Extracted data entries:

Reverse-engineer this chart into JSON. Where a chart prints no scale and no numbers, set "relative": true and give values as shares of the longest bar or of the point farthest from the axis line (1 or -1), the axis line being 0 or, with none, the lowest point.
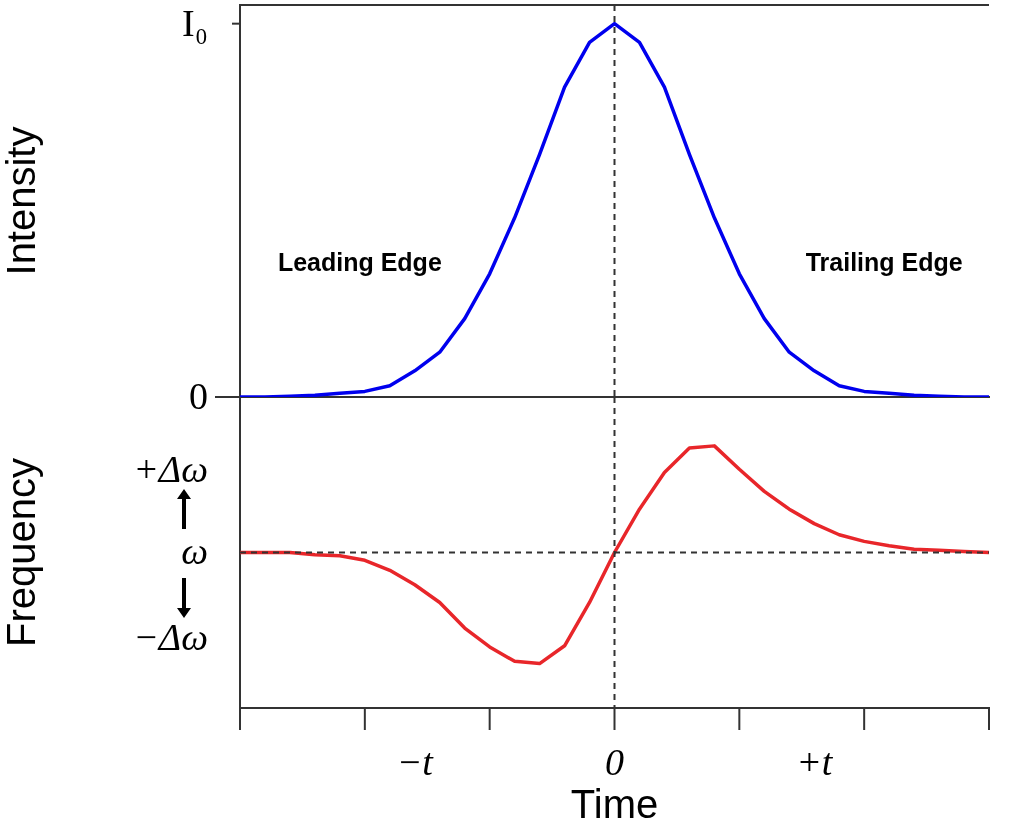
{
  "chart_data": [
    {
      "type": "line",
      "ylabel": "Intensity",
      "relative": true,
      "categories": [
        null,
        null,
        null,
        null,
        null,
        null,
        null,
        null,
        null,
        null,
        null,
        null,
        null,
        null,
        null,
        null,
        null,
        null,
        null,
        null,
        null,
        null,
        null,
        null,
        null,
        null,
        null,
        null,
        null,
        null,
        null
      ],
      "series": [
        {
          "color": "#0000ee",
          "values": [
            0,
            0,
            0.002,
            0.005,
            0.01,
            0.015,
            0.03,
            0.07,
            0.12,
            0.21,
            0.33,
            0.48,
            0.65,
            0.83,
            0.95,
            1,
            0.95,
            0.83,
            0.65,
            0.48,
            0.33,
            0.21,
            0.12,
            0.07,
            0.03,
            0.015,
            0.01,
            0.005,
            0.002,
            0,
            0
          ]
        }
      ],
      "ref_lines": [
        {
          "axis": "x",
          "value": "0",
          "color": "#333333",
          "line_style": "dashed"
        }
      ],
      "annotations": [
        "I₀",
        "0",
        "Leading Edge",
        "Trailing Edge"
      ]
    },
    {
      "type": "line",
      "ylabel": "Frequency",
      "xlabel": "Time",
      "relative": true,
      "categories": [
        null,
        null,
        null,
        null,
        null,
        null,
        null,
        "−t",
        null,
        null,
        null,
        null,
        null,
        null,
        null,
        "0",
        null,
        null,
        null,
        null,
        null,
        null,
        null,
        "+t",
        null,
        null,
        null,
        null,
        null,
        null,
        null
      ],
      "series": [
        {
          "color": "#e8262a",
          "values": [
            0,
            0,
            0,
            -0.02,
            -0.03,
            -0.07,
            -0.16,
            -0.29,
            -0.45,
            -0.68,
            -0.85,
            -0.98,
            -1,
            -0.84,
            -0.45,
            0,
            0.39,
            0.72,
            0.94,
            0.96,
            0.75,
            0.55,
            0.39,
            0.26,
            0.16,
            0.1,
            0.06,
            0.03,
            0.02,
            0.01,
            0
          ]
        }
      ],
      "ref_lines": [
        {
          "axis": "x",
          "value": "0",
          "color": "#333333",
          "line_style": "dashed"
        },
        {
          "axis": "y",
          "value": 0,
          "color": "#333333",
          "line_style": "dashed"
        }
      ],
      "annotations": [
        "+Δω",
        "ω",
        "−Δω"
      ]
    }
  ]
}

**SHORT PROBLEM:** Retype the entries word for word. Omit any images.

**ANSWER IN FULL:**
Reverse-engineer this chart into JSON. Where a chart prints no scale and no numbers, set "relative": true and give values as shares of the longest bar or of the point farthest from the axis line (1 or -1), the axis line being 0 or, with none, the lowest point.
{
  "chart_data": [
    {
      "type": "line",
      "ylabel": "Intensity",
      "relative": true,
      "categories": [
        null,
        null,
        null,
        null,
        null,
        null,
        null,
        null,
        null,
        null,
        null,
        null,
        null,
        null,
        null,
        null,
        null,
        null,
        null,
        null,
        null,
        null,
        null,
        null,
        null,
        null,
        null,
        null,
        null,
        null,
        null
      ],
      "series": [
        {
          "color": "#0000ee",
          "values": [
            0,
            0,
            0.002,
            0.005,
            0.01,
            0.015,
            0.03,
            0.07,
            0.12,
            0.21,
            0.33,
            0.48,
            0.65,
            0.83,
            0.95,
            1,
            0.95,
            0.83,
            0.65,
            0.48,
            0.33,
            0.21,
            0.12,
            0.07,
            0.03,
            0.015,
            0.01,
            0.005,
            0.002,
            0,
            0
          ]
        }
      ],
      "ref_lines": [
        {
          "axis": "x",
          "value": "0",
          "color": "#333333",
          "line_style": "dashed"
        }
      ],
      "annotations": [
        "I₀",
        "0",
        "Leading Edge",
        "Trailing Edge"
      ]
    },
    {
      "type": "line",
      "ylabel": "Frequency",
      "xlabel": "Time",
      "relative": true,
      "categories": [
        null,
        null,
        null,
        null,
        null,
        null,
        null,
        "−t",
        null,
        null,
        null,
        null,
        null,
        null,
        null,
        "0",
        null,
        null,
        null,
        null,
        null,
        null,
        null,
        "+t",
        null,
        null,
        null,
        null,
        null,
        null,
        null
      ],
      "series": [
        {
          "color": "#e8262a",
          "values": [
            0,
            0,
            0,
            -0.02,
            -0.03,
            -0.07,
            -0.16,
            -0.29,
            -0.45,
            -0.68,
            -0.85,
            -0.98,
            -1,
            -0.84,
            -0.45,
            0,
            0.39,
            0.72,
            0.94,
            0.96,
            0.75,
            0.55,
            0.39,
            0.26,
            0.16,
            0.1,
            0.06,
            0.03,
            0.02,
            0.01,
            0
          ]
        }
      ],
      "ref_lines": [
        {
          "axis": "x",
          "value": "0",
          "color": "#333333",
          "line_style": "dashed"
        },
        {
          "axis": "y",
          "value": 0,
          "color": "#333333",
          "line_style": "dashed"
        }
      ],
      "annotations": [
        "+Δω",
        "ω",
        "−Δω"
      ]
    }
  ]
}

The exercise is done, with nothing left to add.